-- Material provided start --

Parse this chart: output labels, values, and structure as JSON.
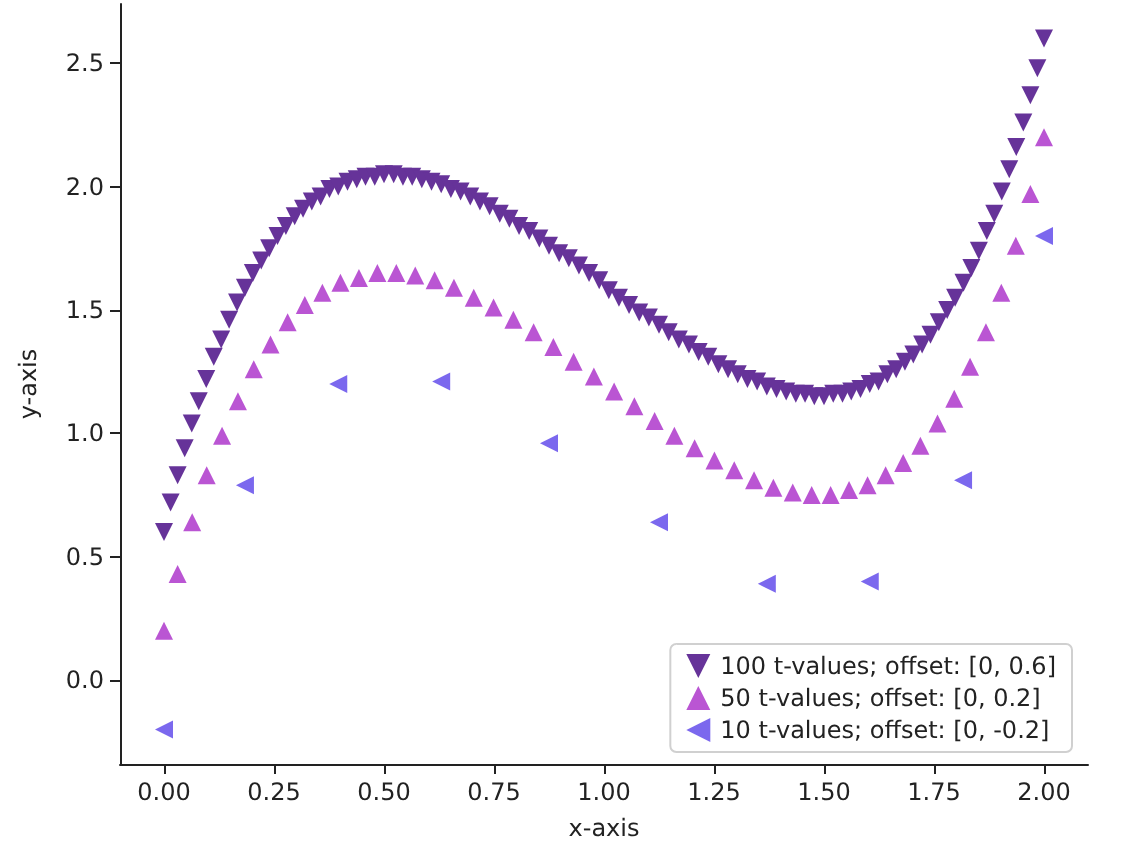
{
  "chart_data": {
    "type": "scatter",
    "xlabel": "x-axis",
    "ylabel": "y-axis",
    "xlim": [
      -0.1,
      2.1
    ],
    "xticks": [
      {
        "value": 0,
        "label": "0.00"
      },
      {
        "value": 0.25,
        "label": "0.25"
      },
      {
        "value": 0.5,
        "label": "0.50"
      },
      {
        "value": 0.75,
        "label": "0.75"
      },
      {
        "value": 1,
        "label": "1.00"
      },
      {
        "value": 1.25,
        "label": "1.25"
      },
      {
        "value": 1.5,
        "label": "1.50"
      },
      {
        "value": 1.75,
        "label": "1.75"
      },
      {
        "value": 2,
        "label": "2.00"
      }
    ],
    "ylim": [
      -0.34,
      2.74
    ],
    "yticks": [
      {
        "value": 0,
        "label": "0.0"
      },
      {
        "value": 0.5,
        "label": "0.5"
      },
      {
        "value": 1,
        "label": "1.0"
      },
      {
        "value": 1.5,
        "label": "1.5"
      },
      {
        "value": 2,
        "label": "2.0"
      },
      {
        "value": 2.5,
        "label": "2.5"
      }
    ],
    "grid": false,
    "legend": "bottom right",
    "series": [
      {
        "name": "100 t-values; offset: [0, 0.6]",
        "color": "#663399",
        "marker": "triangle-down",
        "x": [
          0,
          0.015,
          0.031,
          0.047,
          0.063,
          0.079,
          0.096,
          0.113,
          0.13,
          0.148,
          0.166,
          0.184,
          0.202,
          0.221,
          0.239,
          0.258,
          0.277,
          0.297,
          0.316,
          0.336,
          0.356,
          0.376,
          0.396,
          0.417,
          0.438,
          0.458,
          0.479,
          0.5,
          0.522,
          0.543,
          0.564,
          0.586,
          0.608,
          0.63,
          0.652,
          0.674,
          0.696,
          0.718,
          0.74,
          0.763,
          0.785,
          0.807,
          0.83,
          0.853,
          0.875,
          0.898,
          0.92,
          0.943,
          0.966,
          0.989,
          1.011,
          1.034,
          1.057,
          1.08,
          1.102,
          1.125,
          1.147,
          1.17,
          1.193,
          1.215,
          1.237,
          1.26,
          1.282,
          1.304,
          1.326,
          1.348,
          1.37,
          1.392,
          1.414,
          1.436,
          1.457,
          1.478,
          1.5,
          1.521,
          1.542,
          1.562,
          1.583,
          1.604,
          1.624,
          1.644,
          1.664,
          1.684,
          1.703,
          1.723,
          1.742,
          1.761,
          1.78,
          1.798,
          1.817,
          1.835,
          1.852,
          1.87,
          1.887,
          1.904,
          1.921,
          1.937,
          1.953,
          1.969,
          1.985,
          2
        ],
        "values": [
          0.6,
          0.72,
          0.83,
          0.94,
          1.04,
          1.13,
          1.22,
          1.31,
          1.38,
          1.46,
          1.53,
          1.59,
          1.65,
          1.7,
          1.75,
          1.8,
          1.84,
          1.88,
          1.91,
          1.94,
          1.96,
          1.99,
          2.0,
          2.02,
          2.03,
          2.04,
          2.04,
          2.05,
          2.05,
          2.04,
          2.04,
          2.03,
          2.02,
          2.01,
          1.99,
          1.98,
          1.96,
          1.94,
          1.92,
          1.89,
          1.87,
          1.84,
          1.82,
          1.79,
          1.76,
          1.73,
          1.71,
          1.68,
          1.65,
          1.62,
          1.58,
          1.55,
          1.52,
          1.49,
          1.47,
          1.44,
          1.41,
          1.38,
          1.36,
          1.33,
          1.31,
          1.28,
          1.26,
          1.24,
          1.22,
          1.21,
          1.19,
          1.18,
          1.17,
          1.16,
          1.16,
          1.15,
          1.15,
          1.16,
          1.16,
          1.17,
          1.18,
          1.2,
          1.21,
          1.24,
          1.26,
          1.29,
          1.32,
          1.36,
          1.4,
          1.45,
          1.5,
          1.55,
          1.61,
          1.67,
          1.74,
          1.82,
          1.89,
          1.98,
          2.07,
          2.16,
          2.26,
          2.37,
          2.48,
          2.6
        ]
      },
      {
        "name": "50 t-values; offset: [0, 0.2]",
        "color": "#ba55d3",
        "marker": "triangle",
        "x": [
          0,
          0.031,
          0.064,
          0.097,
          0.132,
          0.168,
          0.204,
          0.242,
          0.281,
          0.32,
          0.36,
          0.401,
          0.443,
          0.485,
          0.528,
          0.571,
          0.615,
          0.659,
          0.704,
          0.749,
          0.794,
          0.84,
          0.885,
          0.931,
          0.977,
          1.023,
          1.069,
          1.115,
          1.16,
          1.206,
          1.251,
          1.296,
          1.341,
          1.385,
          1.429,
          1.472,
          1.515,
          1.557,
          1.599,
          1.64,
          1.68,
          1.719,
          1.758,
          1.796,
          1.832,
          1.868,
          1.903,
          1.936,
          1.969,
          2
        ],
        "values": [
          0.2,
          0.43,
          0.64,
          0.83,
          0.99,
          1.13,
          1.26,
          1.36,
          1.45,
          1.52,
          1.57,
          1.61,
          1.63,
          1.65,
          1.65,
          1.64,
          1.62,
          1.59,
          1.55,
          1.51,
          1.46,
          1.41,
          1.35,
          1.29,
          1.23,
          1.17,
          1.11,
          1.05,
          0.99,
          0.94,
          0.89,
          0.85,
          0.81,
          0.78,
          0.76,
          0.75,
          0.75,
          0.77,
          0.79,
          0.83,
          0.88,
          0.95,
          1.04,
          1.14,
          1.27,
          1.41,
          1.57,
          1.76,
          1.97,
          2.2
        ]
      },
      {
        "name": "10 t-values; offset: [0, -0.2]",
        "color": "#7b68ee",
        "marker": "triangle-left",
        "x": [
          0,
          0.184,
          0.396,
          0.63,
          0.875,
          1.125,
          1.37,
          1.604,
          1.816,
          2
        ],
        "values": [
          -0.2,
          0.79,
          1.2,
          1.21,
          0.96,
          0.64,
          0.39,
          0.4,
          0.81,
          1.8
        ]
      }
    ]
  }
}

-- Material provided end --

What to do:
Transcribe the records above verbatim. Do not carry over any picture.

Problem solution:
Parse this chart: output labels, values, and structure as JSON.
{
  "chart_data": {
    "type": "scatter",
    "xlabel": "x-axis",
    "ylabel": "y-axis",
    "xlim": [
      -0.1,
      2.1
    ],
    "xticks": [
      {
        "value": 0,
        "label": "0.00"
      },
      {
        "value": 0.25,
        "label": "0.25"
      },
      {
        "value": 0.5,
        "label": "0.50"
      },
      {
        "value": 0.75,
        "label": "0.75"
      },
      {
        "value": 1,
        "label": "1.00"
      },
      {
        "value": 1.25,
        "label": "1.25"
      },
      {
        "value": 1.5,
        "label": "1.50"
      },
      {
        "value": 1.75,
        "label": "1.75"
      },
      {
        "value": 2,
        "label": "2.00"
      }
    ],
    "ylim": [
      -0.34,
      2.74
    ],
    "yticks": [
      {
        "value": 0,
        "label": "0.0"
      },
      {
        "value": 0.5,
        "label": "0.5"
      },
      {
        "value": 1,
        "label": "1.0"
      },
      {
        "value": 1.5,
        "label": "1.5"
      },
      {
        "value": 2,
        "label": "2.0"
      },
      {
        "value": 2.5,
        "label": "2.5"
      }
    ],
    "grid": false,
    "legend": "bottom right",
    "series": [
      {
        "name": "100 t-values; offset: [0, 0.6]",
        "color": "#663399",
        "marker": "triangle-down",
        "x": [
          0,
          0.015,
          0.031,
          0.047,
          0.063,
          0.079,
          0.096,
          0.113,
          0.13,
          0.148,
          0.166,
          0.184,
          0.202,
          0.221,
          0.239,
          0.258,
          0.277,
          0.297,
          0.316,
          0.336,
          0.356,
          0.376,
          0.396,
          0.417,
          0.438,
          0.458,
          0.479,
          0.5,
          0.522,
          0.543,
          0.564,
          0.586,
          0.608,
          0.63,
          0.652,
          0.674,
          0.696,
          0.718,
          0.74,
          0.763,
          0.785,
          0.807,
          0.83,
          0.853,
          0.875,
          0.898,
          0.92,
          0.943,
          0.966,
          0.989,
          1.011,
          1.034,
          1.057,
          1.08,
          1.102,
          1.125,
          1.147,
          1.17,
          1.193,
          1.215,
          1.237,
          1.26,
          1.282,
          1.304,
          1.326,
          1.348,
          1.37,
          1.392,
          1.414,
          1.436,
          1.457,
          1.478,
          1.5,
          1.521,
          1.542,
          1.562,
          1.583,
          1.604,
          1.624,
          1.644,
          1.664,
          1.684,
          1.703,
          1.723,
          1.742,
          1.761,
          1.78,
          1.798,
          1.817,
          1.835,
          1.852,
          1.87,
          1.887,
          1.904,
          1.921,
          1.937,
          1.953,
          1.969,
          1.985,
          2
        ],
        "values": [
          0.6,
          0.72,
          0.83,
          0.94,
          1.04,
          1.13,
          1.22,
          1.31,
          1.38,
          1.46,
          1.53,
          1.59,
          1.65,
          1.7,
          1.75,
          1.8,
          1.84,
          1.88,
          1.91,
          1.94,
          1.96,
          1.99,
          2.0,
          2.02,
          2.03,
          2.04,
          2.04,
          2.05,
          2.05,
          2.04,
          2.04,
          2.03,
          2.02,
          2.01,
          1.99,
          1.98,
          1.96,
          1.94,
          1.92,
          1.89,
          1.87,
          1.84,
          1.82,
          1.79,
          1.76,
          1.73,
          1.71,
          1.68,
          1.65,
          1.62,
          1.58,
          1.55,
          1.52,
          1.49,
          1.47,
          1.44,
          1.41,
          1.38,
          1.36,
          1.33,
          1.31,
          1.28,
          1.26,
          1.24,
          1.22,
          1.21,
          1.19,
          1.18,
          1.17,
          1.16,
          1.16,
          1.15,
          1.15,
          1.16,
          1.16,
          1.17,
          1.18,
          1.2,
          1.21,
          1.24,
          1.26,
          1.29,
          1.32,
          1.36,
          1.4,
          1.45,
          1.5,
          1.55,
          1.61,
          1.67,
          1.74,
          1.82,
          1.89,
          1.98,
          2.07,
          2.16,
          2.26,
          2.37,
          2.48,
          2.6
        ]
      },
      {
        "name": "50 t-values; offset: [0, 0.2]",
        "color": "#ba55d3",
        "marker": "triangle",
        "x": [
          0,
          0.031,
          0.064,
          0.097,
          0.132,
          0.168,
          0.204,
          0.242,
          0.281,
          0.32,
          0.36,
          0.401,
          0.443,
          0.485,
          0.528,
          0.571,
          0.615,
          0.659,
          0.704,
          0.749,
          0.794,
          0.84,
          0.885,
          0.931,
          0.977,
          1.023,
          1.069,
          1.115,
          1.16,
          1.206,
          1.251,
          1.296,
          1.341,
          1.385,
          1.429,
          1.472,
          1.515,
          1.557,
          1.599,
          1.64,
          1.68,
          1.719,
          1.758,
          1.796,
          1.832,
          1.868,
          1.903,
          1.936,
          1.969,
          2
        ],
        "values": [
          0.2,
          0.43,
          0.64,
          0.83,
          0.99,
          1.13,
          1.26,
          1.36,
          1.45,
          1.52,
          1.57,
          1.61,
          1.63,
          1.65,
          1.65,
          1.64,
          1.62,
          1.59,
          1.55,
          1.51,
          1.46,
          1.41,
          1.35,
          1.29,
          1.23,
          1.17,
          1.11,
          1.05,
          0.99,
          0.94,
          0.89,
          0.85,
          0.81,
          0.78,
          0.76,
          0.75,
          0.75,
          0.77,
          0.79,
          0.83,
          0.88,
          0.95,
          1.04,
          1.14,
          1.27,
          1.41,
          1.57,
          1.76,
          1.97,
          2.2
        ]
      },
      {
        "name": "10 t-values; offset: [0, -0.2]",
        "color": "#7b68ee",
        "marker": "triangle-left",
        "x": [
          0,
          0.184,
          0.396,
          0.63,
          0.875,
          1.125,
          1.37,
          1.604,
          1.816,
          2
        ],
        "values": [
          -0.2,
          0.79,
          1.2,
          1.21,
          0.96,
          0.64,
          0.39,
          0.4,
          0.81,
          1.8
        ]
      }
    ]
  }
}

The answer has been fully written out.